YOUR INSTRUCTIONS →
Return the whole listing exactly as it stands.

RECORD EXCERPTS →
"""

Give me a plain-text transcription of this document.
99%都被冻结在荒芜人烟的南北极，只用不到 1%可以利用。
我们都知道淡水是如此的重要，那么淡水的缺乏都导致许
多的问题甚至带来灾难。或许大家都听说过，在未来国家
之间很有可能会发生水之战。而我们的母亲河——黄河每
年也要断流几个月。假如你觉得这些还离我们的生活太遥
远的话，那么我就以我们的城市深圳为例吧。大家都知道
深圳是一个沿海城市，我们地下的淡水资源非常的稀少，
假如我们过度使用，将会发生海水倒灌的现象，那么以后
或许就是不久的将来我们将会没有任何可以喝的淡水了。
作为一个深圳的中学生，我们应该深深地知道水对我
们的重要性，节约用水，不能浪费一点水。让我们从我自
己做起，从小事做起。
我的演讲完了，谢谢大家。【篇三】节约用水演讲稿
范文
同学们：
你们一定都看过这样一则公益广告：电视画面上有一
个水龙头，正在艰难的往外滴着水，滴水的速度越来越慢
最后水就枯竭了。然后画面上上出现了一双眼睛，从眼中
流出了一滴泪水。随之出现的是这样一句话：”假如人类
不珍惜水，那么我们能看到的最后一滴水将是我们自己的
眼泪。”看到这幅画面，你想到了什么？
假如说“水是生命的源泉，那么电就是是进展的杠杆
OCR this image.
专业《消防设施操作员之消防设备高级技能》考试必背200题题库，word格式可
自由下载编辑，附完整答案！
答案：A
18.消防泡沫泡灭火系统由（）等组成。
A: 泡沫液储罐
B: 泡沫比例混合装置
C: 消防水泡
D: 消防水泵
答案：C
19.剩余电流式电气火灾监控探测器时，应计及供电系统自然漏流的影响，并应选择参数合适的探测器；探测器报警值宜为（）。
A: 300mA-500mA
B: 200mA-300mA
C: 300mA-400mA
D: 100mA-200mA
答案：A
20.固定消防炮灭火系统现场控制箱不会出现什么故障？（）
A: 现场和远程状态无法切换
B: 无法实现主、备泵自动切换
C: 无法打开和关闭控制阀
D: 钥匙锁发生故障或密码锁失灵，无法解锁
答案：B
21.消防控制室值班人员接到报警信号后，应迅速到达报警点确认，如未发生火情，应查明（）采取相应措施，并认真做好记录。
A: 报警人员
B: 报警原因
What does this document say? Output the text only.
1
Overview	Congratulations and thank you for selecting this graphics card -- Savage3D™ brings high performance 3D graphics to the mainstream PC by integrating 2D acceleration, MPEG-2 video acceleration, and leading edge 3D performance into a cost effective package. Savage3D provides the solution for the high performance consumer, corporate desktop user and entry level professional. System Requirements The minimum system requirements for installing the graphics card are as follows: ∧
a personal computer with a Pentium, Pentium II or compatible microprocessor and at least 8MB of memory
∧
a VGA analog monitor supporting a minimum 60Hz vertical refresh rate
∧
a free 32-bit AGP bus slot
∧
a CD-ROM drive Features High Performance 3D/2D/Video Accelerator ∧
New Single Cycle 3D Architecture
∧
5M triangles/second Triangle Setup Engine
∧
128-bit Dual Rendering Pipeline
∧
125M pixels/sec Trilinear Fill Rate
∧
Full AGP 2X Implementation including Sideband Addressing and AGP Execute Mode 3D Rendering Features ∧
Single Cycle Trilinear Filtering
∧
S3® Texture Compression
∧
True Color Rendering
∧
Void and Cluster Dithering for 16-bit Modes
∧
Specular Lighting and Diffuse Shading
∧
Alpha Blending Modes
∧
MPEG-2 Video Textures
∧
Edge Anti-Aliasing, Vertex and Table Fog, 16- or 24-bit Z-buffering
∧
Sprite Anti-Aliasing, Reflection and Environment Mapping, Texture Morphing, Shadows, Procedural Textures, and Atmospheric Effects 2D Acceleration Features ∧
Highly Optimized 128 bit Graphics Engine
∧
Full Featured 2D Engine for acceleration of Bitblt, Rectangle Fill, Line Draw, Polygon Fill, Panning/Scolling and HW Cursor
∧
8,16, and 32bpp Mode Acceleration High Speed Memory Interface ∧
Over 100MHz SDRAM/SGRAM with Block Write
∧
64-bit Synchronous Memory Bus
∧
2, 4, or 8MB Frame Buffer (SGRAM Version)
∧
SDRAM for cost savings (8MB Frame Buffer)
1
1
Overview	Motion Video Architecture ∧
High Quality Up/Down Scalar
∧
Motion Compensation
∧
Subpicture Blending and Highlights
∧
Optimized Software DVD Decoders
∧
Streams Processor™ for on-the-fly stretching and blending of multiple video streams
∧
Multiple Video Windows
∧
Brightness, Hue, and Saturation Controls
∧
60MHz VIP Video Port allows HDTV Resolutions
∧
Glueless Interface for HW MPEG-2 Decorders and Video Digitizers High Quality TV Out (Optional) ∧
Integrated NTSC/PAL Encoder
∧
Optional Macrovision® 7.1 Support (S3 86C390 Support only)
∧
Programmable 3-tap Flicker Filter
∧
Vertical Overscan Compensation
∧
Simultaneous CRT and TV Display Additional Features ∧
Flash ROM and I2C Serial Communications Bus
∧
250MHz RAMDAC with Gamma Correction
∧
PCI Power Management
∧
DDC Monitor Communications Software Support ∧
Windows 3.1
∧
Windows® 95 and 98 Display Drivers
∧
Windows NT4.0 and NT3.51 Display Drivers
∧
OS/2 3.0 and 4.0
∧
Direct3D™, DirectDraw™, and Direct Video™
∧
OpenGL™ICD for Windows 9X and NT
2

"""

WRITTEN RESPONSE →
Give me a plain-text transcription of this document.
99%都被冻结在荒芜人烟的南北极，只用不到 1%可以利用。
我们都知道淡水是如此的重要，那么淡水的缺乏都导致许
多的问题甚至带来灾难。或许大家都听说过，在未来国家
之间很有可能会发生水之战。而我们的母亲河——黄河每
年也要断流几个月。假如你觉得这些还离我们的生活太遥
远的话，那么我就以我们的城市深圳为例吧。大家都知道
深圳是一个沿海城市，我们地下的淡水资源非常的稀少，
假如我们过度使用，将会发生海水倒灌的现象，那么以后
或许就是不久的将来我们将会没有任何可以喝的淡水了。
作为一个深圳的中学生，我们应该深深地知道水对我
们的重要性，节约用水，不能浪费一点水。让我们从我自
己做起，从小事做起。
我的演讲完了，谢谢大家。【篇三】节约用水演讲稿
范文
同学们：
你们一定都看过这样一则公益广告：电视画面上有一
个水龙头，正在艰难的往外滴着水，滴水的速度越来越慢
最后水就枯竭了。然后画面上上出现了一双眼睛，从眼中
流出了一滴泪水。随之出现的是这样一句话：”假如人类
不珍惜水，那么我们能看到的最后一滴水将是我们自己的
眼泪。”看到这幅画面，你想到了什么？
假如说“水是生命的源泉，那么电就是是进展的杠杆
OCR this image.
专业《消防设施操作员之消防设备高级技能》考试必背200题题库，word格式可
自由下载编辑，附完整答案！
答案：A
18.消防泡沫泡灭火系统由（）等组成。
A: 泡沫液储罐
B: 泡沫比例混合装置
C: 消防水泡
D: 消防水泵
答案：C
19.剩余电流式电气火灾监控探测器时，应计及供电系统自然漏流的影响，并应选择参数合适的探测器；探测器报警值宜为（）。
A: 300mA-500mA
B: 200mA-300mA
C: 300mA-400mA
D: 100mA-200mA
答案：A
20.固定消防炮灭火系统现场控制箱不会出现什么故障？（）
A: 现场和远程状态无法切换
B: 无法实现主、备泵自动切换
C: 无法打开和关闭控制阀
D: 钥匙锁发生故障或密码锁失灵，无法解锁
答案：B
21.消防控制室值班人员接到报警信号后，应迅速到达报警点确认，如未发生火情，应查明（）采取相应措施，并认真做好记录。
A: 报警人员
B: 报警原因
What does this document say? Output the text only.
1
Overview	Congratulations and thank you for selecting this graphics card -- Savage3D™ brings high performance 3D graphics to the mainstream PC by integrating 2D acceleration, MPEG-2 video acceleration, and leading edge 3D performance into a cost effective package. Savage3D provides the solution for the high performance consumer, corporate desktop user and entry level professional. System Requirements The minimum system requirements for installing the graphics card are as follows: ∧
a personal computer with a Pentium, Pentium II or compatible microprocessor and at least 8MB of memory
∧
a VGA analog monitor supporting a minimum 60Hz vertical refresh rate
∧
a free 32-bit AGP bus slot
∧
a CD-ROM drive Features High Performance 3D/2D/Video Accelerator ∧
New Single Cycle 3D Architecture
∧
5M triangles/second Triangle Setup Engine
∧
128-bit Dual Rendering Pipeline
∧
125M pixels/sec Trilinear Fill Rate
∧
Full AGP 2X Implementation including Sideband Addressing and AGP Execute Mode 3D Rendering Features ∧
Single Cycle Trilinear Filtering
∧
S3® Texture Compression
∧
True Color Rendering
∧
Void and Cluster Dithering for 16-bit Modes
∧
Specular Lighting and Diffuse Shading
∧
Alpha Blending Modes
∧
MPEG-2 Video Textures
∧
Edge Anti-Aliasing, Vertex and Table Fog, 16- or 24-bit Z-buffering
∧
Sprite Anti-Aliasing, Reflection and Environment Mapping, Texture Morphing, Shadows, Procedural Textures, and Atmospheric Effects 2D Acceleration Features ∧
Highly Optimized 128 bit Graphics Engine
∧
Full Featured 2D Engine for acceleration of Bitblt, Rectangle Fill, Line Draw, Polygon Fill, Panning/Scolling and HW Cursor
∧
8,16, and 32bpp Mode Acceleration High Speed Memory Interface ∧
Over 100MHz SDRAM/SGRAM with Block Write
∧
64-bit Synchronous Memory Bus
∧
2, 4, or 8MB Frame Buffer (SGRAM Version)
∧
SDRAM for cost savings (8MB Frame Buffer)
1
1
Overview	Motion Video Architecture ∧
High Quality Up/Down Scalar
∧
Motion Compensation
∧
Subpicture Blending and Highlights
∧
Optimized Software DVD Decoders
∧
Streams Processor™ for on-the-fly stretching and blending of multiple video streams
∧
Multiple Video Windows
∧
Brightness, Hue, and Saturation Controls
∧
60MHz VIP Video Port allows HDTV Resolutions
∧
Glueless Interface for HW MPEG-2 Decorders and Video Digitizers High Quality TV Out (Optional) ∧
Integrated NTSC/PAL Encoder
∧
Optional Macrovision® 7.1 Support (S3 86C390 Support only)
∧
Programmable 3-tap Flicker Filter
∧
Vertical Overscan Compensation
∧
Simultaneous CRT and TV Display Additional Features ∧
Flash ROM and I2C Serial Communications Bus
∧
250MHz RAMDAC with Gamma Correction
∧
PCI Power Management
∧
DDC Monitor Communications Software Support ∧
Windows 3.1
∧
Windows® 95 and 98 Display Drivers
∧
Windows NT4.0 and NT3.51 Display Drivers
∧
OS/2 3.0 and 4.0
∧
Direct3D™, DirectDraw™, and Direct Video™
∧
OpenGL™ICD for Windows 9X and NT
2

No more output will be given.